__EXERCISE AIM__:
Which lines below hold the word "subtitle"? Copy all of them.

__AVAILABLE DATA__:
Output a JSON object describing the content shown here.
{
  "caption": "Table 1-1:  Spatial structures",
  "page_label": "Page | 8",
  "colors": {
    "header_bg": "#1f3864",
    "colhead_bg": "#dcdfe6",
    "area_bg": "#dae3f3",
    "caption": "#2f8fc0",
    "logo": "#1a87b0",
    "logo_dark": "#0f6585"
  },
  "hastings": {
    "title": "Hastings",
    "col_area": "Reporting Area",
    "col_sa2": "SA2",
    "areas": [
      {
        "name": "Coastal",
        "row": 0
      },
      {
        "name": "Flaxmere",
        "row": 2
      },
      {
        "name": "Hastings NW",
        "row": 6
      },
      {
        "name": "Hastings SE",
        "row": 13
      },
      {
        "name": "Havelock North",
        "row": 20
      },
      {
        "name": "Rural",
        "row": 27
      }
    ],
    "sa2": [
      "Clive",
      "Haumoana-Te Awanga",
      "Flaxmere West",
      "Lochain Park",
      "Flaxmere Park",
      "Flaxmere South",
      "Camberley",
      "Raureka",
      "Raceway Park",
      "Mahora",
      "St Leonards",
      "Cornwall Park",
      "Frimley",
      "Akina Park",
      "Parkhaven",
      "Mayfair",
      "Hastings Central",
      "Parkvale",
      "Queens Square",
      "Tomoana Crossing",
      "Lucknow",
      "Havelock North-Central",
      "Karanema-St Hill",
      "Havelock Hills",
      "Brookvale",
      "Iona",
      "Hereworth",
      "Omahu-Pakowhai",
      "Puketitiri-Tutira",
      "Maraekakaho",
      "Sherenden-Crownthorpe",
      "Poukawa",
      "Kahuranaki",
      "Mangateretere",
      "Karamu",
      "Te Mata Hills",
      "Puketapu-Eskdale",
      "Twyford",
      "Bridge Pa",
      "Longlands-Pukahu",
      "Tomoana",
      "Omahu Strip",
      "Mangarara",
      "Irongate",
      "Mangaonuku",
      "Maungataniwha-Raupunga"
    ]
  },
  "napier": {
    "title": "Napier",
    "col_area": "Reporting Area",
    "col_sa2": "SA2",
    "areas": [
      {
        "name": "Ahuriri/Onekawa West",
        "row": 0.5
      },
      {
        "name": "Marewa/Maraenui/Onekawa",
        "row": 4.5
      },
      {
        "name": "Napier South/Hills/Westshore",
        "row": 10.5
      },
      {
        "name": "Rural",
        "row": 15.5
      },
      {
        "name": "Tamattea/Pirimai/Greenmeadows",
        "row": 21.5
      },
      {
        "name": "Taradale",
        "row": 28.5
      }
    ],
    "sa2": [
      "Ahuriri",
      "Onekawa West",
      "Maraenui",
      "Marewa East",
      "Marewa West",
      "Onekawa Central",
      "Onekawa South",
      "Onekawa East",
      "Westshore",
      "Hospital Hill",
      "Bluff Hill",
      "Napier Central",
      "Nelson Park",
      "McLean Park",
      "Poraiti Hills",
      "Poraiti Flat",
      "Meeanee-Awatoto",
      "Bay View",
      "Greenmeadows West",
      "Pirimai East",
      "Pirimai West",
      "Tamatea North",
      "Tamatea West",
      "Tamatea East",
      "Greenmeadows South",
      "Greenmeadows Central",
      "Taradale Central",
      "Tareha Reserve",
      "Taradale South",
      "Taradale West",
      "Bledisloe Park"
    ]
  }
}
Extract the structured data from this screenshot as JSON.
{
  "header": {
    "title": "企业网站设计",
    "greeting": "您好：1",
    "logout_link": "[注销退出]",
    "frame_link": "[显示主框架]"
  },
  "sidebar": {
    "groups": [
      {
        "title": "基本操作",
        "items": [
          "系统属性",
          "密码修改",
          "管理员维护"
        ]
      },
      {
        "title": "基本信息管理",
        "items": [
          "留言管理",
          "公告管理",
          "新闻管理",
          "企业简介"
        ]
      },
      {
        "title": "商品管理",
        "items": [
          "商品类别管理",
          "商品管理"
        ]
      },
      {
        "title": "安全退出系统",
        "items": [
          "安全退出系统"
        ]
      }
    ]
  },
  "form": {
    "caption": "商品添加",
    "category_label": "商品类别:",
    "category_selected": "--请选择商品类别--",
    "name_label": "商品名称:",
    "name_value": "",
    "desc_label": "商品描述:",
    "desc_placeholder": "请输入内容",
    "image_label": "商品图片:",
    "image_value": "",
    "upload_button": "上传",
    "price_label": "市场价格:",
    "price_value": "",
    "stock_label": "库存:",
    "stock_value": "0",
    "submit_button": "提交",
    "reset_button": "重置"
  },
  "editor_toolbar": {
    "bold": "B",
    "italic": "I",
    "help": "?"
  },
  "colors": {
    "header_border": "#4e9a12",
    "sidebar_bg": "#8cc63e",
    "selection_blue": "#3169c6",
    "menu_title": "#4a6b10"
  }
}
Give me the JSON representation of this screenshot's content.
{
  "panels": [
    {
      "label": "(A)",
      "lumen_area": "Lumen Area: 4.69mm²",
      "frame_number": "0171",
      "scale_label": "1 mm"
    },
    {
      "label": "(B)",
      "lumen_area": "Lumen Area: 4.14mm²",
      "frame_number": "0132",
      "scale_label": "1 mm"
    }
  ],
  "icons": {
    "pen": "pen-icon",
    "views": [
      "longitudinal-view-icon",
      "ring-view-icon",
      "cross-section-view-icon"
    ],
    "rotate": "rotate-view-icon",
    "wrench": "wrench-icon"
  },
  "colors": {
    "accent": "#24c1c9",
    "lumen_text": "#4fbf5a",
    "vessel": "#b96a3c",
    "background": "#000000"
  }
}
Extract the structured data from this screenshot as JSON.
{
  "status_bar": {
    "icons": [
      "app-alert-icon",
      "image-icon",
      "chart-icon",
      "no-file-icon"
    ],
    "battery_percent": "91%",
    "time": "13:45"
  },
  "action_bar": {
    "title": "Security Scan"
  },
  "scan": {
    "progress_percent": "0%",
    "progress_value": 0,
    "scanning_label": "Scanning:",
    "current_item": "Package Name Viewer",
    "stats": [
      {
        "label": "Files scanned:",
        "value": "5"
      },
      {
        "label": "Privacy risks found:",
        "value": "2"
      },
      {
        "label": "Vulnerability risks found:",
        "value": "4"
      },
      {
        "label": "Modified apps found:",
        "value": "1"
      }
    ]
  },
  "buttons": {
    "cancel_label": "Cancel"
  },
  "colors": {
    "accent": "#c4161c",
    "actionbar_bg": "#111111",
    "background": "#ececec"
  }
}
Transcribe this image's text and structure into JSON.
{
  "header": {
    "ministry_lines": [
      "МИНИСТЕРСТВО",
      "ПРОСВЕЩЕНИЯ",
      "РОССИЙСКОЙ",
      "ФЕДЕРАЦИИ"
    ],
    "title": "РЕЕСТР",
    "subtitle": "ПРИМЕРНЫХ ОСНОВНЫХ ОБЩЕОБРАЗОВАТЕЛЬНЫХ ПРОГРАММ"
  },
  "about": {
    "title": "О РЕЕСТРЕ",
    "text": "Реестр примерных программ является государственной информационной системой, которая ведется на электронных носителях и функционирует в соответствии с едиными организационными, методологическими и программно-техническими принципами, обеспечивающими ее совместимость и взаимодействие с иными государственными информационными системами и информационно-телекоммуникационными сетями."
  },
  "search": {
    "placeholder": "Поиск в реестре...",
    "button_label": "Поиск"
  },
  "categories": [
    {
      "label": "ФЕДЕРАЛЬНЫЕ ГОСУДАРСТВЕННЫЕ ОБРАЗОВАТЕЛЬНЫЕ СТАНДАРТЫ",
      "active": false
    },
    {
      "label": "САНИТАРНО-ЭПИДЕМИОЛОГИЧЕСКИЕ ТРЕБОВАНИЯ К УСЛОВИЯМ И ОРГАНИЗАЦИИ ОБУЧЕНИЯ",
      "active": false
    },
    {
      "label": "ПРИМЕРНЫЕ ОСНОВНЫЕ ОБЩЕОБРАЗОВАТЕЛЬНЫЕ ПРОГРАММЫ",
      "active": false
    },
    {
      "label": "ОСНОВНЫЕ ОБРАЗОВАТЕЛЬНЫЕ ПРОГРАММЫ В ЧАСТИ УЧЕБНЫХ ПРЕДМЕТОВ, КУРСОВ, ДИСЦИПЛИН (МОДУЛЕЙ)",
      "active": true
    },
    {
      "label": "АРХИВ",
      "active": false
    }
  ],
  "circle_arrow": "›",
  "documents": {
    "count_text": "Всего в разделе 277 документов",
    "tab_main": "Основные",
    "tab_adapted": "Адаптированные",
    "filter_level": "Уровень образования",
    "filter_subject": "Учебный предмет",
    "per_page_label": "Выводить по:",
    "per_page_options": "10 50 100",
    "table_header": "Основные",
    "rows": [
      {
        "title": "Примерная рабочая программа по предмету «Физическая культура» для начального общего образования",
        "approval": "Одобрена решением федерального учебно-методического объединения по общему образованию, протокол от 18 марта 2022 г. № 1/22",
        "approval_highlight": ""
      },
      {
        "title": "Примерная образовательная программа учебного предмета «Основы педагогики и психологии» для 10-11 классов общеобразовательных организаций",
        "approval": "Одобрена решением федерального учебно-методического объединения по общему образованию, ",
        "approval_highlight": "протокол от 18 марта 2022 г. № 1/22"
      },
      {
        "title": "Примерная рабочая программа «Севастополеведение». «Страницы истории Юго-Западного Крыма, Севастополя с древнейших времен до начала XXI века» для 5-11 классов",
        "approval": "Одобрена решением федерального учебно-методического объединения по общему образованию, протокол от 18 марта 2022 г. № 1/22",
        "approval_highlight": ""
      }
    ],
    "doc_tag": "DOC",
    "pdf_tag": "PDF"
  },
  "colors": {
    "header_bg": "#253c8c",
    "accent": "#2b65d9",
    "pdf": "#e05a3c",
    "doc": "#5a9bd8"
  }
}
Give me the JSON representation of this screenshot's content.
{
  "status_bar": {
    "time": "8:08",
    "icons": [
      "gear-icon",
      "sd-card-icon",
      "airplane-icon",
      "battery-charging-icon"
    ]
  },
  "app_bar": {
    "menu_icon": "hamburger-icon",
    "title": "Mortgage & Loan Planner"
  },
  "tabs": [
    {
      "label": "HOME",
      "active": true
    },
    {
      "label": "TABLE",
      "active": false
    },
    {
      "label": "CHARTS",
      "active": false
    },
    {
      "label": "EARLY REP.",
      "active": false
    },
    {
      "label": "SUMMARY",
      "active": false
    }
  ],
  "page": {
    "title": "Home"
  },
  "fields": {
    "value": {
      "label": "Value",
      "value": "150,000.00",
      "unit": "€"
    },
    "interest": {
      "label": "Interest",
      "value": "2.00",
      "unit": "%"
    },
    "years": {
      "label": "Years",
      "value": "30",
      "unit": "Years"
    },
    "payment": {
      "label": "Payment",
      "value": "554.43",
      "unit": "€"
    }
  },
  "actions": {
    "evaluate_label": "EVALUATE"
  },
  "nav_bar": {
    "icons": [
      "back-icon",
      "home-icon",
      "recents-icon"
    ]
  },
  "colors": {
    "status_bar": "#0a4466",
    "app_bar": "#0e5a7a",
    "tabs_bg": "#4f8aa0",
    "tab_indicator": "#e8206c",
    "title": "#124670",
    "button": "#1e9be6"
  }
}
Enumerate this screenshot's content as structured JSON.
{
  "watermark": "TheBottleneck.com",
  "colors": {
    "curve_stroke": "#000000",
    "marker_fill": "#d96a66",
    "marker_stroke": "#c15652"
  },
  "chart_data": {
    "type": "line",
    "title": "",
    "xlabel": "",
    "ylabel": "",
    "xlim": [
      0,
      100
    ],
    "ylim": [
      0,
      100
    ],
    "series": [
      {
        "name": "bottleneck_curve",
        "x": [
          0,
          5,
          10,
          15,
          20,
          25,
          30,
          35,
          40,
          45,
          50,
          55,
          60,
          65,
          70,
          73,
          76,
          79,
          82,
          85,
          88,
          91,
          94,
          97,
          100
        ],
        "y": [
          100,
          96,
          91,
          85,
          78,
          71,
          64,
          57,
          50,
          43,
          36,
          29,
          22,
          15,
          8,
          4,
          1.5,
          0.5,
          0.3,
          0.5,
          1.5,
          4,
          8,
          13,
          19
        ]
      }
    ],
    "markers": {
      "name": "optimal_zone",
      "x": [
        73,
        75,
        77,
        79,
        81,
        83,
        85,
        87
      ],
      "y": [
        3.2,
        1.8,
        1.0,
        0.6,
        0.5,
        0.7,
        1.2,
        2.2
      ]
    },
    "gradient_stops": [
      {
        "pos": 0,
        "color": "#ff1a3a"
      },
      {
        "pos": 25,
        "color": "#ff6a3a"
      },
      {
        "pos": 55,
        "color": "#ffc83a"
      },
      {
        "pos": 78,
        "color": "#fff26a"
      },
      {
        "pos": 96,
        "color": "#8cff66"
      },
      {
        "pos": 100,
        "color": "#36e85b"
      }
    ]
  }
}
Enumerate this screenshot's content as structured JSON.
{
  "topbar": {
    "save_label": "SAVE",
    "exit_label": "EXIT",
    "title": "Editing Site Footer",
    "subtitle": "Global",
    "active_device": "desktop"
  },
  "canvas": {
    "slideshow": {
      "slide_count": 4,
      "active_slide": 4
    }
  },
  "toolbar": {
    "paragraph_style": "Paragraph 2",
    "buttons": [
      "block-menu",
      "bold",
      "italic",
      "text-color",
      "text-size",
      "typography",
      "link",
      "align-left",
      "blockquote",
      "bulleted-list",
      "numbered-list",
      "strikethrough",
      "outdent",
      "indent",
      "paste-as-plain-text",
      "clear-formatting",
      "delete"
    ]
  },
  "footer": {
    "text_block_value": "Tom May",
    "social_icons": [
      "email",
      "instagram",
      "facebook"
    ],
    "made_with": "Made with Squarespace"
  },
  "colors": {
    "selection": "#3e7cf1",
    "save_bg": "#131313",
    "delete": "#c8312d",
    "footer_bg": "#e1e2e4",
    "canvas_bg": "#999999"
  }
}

__WRITTEN SOLUTION__:
    "subtitle": "ПРИМЕРНЫХ ОСНОВНЫХ ОБЩЕОБРАЗОВАТЕЛЬНЫХ ПРОГРАММ"
    "subtitle": "Global",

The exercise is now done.